Task objective: Work through the following lines and count those that hold the word "grid". Reply with that number only.

Records provided:
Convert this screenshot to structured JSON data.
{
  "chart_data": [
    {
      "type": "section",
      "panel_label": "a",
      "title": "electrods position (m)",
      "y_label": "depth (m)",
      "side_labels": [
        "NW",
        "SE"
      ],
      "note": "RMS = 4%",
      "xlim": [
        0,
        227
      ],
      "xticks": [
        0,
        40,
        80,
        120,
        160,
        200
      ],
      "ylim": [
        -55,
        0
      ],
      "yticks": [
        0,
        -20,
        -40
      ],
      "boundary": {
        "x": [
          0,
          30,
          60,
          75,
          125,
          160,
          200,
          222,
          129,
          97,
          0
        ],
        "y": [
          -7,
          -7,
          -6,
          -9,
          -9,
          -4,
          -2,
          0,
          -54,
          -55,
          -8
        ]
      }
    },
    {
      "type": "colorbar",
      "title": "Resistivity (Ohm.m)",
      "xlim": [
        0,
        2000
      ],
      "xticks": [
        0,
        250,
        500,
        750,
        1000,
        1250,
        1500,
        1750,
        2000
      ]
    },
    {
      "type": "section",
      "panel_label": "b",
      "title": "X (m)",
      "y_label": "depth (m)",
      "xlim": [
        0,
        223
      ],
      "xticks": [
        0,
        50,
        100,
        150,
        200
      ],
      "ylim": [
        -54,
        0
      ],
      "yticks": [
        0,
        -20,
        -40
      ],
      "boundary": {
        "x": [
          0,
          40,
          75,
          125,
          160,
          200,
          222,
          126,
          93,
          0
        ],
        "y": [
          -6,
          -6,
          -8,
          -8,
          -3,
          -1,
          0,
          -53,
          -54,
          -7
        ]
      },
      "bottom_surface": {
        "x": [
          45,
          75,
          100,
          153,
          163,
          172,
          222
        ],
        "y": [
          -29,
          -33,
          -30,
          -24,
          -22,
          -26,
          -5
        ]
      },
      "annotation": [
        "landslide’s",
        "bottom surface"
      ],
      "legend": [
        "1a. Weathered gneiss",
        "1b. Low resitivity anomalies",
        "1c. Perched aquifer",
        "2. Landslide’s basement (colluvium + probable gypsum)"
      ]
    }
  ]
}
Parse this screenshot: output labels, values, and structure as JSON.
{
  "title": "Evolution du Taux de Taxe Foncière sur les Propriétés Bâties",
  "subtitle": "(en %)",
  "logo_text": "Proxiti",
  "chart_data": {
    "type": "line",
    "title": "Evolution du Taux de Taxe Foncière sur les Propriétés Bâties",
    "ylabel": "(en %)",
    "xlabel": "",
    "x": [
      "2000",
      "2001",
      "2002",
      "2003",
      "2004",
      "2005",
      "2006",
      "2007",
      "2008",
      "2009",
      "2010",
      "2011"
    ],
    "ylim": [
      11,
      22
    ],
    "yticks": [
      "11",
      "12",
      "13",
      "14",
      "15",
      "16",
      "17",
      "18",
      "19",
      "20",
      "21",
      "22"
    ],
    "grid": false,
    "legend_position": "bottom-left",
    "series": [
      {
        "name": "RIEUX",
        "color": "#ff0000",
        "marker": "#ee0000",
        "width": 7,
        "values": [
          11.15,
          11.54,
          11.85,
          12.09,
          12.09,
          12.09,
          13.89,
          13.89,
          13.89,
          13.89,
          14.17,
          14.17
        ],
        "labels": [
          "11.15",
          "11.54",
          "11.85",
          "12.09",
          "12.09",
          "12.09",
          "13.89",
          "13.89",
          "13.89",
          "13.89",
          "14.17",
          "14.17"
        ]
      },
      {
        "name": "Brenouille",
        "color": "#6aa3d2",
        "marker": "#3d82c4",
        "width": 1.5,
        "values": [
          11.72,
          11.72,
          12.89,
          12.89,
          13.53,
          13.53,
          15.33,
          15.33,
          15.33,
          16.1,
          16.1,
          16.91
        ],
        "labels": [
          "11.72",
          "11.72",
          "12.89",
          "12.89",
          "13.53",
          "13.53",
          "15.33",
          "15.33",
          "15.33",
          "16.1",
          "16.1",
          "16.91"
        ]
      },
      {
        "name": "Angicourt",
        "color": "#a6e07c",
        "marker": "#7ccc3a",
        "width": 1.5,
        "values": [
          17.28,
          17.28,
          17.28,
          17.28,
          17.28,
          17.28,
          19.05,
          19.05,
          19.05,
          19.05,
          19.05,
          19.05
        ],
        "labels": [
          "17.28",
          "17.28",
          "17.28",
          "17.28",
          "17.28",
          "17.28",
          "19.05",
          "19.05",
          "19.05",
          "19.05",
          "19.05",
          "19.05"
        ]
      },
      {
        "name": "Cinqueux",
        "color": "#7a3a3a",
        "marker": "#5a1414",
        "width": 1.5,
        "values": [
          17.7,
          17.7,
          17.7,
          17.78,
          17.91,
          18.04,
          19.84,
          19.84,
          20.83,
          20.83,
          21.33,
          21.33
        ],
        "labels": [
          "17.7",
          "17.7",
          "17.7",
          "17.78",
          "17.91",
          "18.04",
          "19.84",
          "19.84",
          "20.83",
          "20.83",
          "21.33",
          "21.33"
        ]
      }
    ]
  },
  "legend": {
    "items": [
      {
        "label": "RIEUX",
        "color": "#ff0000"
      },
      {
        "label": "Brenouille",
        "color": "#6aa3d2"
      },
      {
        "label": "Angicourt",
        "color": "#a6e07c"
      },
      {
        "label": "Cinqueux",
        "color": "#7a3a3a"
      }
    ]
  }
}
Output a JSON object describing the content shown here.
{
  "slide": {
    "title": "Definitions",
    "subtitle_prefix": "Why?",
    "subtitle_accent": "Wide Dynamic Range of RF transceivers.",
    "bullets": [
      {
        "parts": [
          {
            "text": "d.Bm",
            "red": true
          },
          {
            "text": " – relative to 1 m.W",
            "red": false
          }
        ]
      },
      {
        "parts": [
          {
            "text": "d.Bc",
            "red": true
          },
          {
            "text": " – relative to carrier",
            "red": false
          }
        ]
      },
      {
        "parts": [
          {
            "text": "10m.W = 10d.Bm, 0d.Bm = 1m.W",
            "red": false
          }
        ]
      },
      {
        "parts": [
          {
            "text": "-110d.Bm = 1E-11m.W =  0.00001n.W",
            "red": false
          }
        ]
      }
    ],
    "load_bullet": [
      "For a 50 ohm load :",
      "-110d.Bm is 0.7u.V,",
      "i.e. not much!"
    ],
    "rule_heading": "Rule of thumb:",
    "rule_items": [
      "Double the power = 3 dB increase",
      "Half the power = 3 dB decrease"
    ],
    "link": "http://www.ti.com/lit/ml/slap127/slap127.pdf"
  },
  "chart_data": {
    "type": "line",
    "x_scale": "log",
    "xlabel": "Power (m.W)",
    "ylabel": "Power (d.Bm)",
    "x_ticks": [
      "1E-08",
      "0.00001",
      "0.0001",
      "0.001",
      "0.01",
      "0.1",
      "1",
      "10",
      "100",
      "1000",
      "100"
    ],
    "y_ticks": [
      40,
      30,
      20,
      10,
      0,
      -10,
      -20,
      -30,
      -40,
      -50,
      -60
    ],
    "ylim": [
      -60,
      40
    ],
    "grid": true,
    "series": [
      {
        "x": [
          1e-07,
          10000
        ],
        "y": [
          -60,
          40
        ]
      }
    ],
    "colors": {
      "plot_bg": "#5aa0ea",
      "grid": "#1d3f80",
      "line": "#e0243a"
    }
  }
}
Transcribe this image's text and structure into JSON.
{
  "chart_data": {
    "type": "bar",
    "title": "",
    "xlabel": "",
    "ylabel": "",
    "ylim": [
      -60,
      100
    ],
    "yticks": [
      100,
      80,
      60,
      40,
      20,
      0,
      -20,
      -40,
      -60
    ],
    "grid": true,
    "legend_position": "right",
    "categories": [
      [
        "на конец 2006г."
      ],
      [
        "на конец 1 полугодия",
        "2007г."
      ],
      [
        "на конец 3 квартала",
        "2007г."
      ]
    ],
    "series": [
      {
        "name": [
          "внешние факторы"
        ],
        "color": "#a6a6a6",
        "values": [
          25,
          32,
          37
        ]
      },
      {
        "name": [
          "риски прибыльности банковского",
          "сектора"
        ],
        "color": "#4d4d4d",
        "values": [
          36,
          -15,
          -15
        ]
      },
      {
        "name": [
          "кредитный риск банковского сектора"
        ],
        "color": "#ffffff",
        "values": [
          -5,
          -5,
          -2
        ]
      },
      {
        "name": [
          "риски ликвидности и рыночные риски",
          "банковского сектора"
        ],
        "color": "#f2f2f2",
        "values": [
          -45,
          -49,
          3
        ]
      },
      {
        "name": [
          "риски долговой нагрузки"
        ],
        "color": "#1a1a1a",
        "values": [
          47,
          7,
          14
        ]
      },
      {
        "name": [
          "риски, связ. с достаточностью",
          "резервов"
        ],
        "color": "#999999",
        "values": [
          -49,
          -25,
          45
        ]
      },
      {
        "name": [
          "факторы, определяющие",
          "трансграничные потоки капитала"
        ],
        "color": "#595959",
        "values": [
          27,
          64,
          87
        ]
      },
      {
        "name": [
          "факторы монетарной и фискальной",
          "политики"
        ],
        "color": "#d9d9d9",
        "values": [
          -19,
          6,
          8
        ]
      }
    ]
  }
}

Expected answer: 4